WHAT IS EXPECTED:
Set out each line from the following listing that includes the word "this".

◆ ◆ ◆

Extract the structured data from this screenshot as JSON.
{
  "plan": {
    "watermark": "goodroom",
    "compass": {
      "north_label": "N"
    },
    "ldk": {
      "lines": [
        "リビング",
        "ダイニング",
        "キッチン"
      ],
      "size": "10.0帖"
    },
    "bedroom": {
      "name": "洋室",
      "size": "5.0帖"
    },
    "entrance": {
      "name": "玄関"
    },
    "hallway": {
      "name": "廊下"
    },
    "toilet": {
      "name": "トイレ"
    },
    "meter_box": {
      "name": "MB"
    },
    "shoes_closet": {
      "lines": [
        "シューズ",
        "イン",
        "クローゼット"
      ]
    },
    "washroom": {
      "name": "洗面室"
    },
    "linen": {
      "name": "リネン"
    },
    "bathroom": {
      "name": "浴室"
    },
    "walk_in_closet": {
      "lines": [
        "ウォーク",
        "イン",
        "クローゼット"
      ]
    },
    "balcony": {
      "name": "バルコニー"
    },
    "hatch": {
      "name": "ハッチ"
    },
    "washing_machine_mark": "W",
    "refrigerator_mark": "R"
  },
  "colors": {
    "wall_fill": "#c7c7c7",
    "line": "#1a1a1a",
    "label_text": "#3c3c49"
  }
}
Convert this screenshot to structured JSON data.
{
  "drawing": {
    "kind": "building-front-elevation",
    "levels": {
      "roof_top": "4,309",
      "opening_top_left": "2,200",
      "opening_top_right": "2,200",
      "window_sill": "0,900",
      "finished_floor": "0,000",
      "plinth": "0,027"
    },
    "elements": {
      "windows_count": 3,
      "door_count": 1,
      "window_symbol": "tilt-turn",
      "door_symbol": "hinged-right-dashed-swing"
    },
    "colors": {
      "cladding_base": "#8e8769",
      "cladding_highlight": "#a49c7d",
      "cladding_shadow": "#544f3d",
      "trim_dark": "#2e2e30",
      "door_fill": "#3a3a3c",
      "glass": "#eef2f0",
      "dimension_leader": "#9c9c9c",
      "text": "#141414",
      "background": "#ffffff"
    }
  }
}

◆ ◆ ◆

FINAL RESULT:
Extract the structured data from this screenshot as JSON.
Convert this screenshot to structured JSON data.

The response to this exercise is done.